Collected data
━━━
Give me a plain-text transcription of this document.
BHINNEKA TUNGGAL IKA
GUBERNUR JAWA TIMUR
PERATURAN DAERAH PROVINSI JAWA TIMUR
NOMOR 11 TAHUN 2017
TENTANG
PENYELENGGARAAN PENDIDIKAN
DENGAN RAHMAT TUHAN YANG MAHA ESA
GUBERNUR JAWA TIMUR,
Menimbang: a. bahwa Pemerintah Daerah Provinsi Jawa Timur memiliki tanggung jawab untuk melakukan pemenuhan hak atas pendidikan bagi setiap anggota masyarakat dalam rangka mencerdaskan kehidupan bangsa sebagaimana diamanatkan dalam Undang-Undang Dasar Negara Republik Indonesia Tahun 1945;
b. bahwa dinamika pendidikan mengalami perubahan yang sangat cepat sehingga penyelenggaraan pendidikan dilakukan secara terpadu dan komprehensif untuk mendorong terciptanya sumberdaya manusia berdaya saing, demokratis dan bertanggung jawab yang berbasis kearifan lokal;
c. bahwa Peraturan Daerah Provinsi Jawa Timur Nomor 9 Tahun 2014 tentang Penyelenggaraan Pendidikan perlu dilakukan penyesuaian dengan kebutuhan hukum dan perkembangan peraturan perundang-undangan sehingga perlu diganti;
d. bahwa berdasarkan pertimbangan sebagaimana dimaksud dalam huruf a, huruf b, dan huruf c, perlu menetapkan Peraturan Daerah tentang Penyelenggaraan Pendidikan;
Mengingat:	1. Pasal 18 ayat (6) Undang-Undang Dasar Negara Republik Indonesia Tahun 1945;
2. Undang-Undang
━━━
WHAT TO WORK ON
Identify the lines above that contain the word "Negara", then copy them.

SOLUTION
Menimbang: a. bahwa Pemerintah Daerah Provinsi Jawa Timur memiliki tanggung jawab untuk melakukan pemenuhan hak atas pendidikan bagi setiap anggota masyarakat dalam rangka mencerdaskan kehidupan bangsa sebagaimana diamanatkan dalam Undang-Undang Dasar Negara Republik Indonesia Tahun 1945;
Mengingat:	1. Pasal 18 ayat (6) Undang-Undang Dasar Negara Republik Indonesia Tahun 1945;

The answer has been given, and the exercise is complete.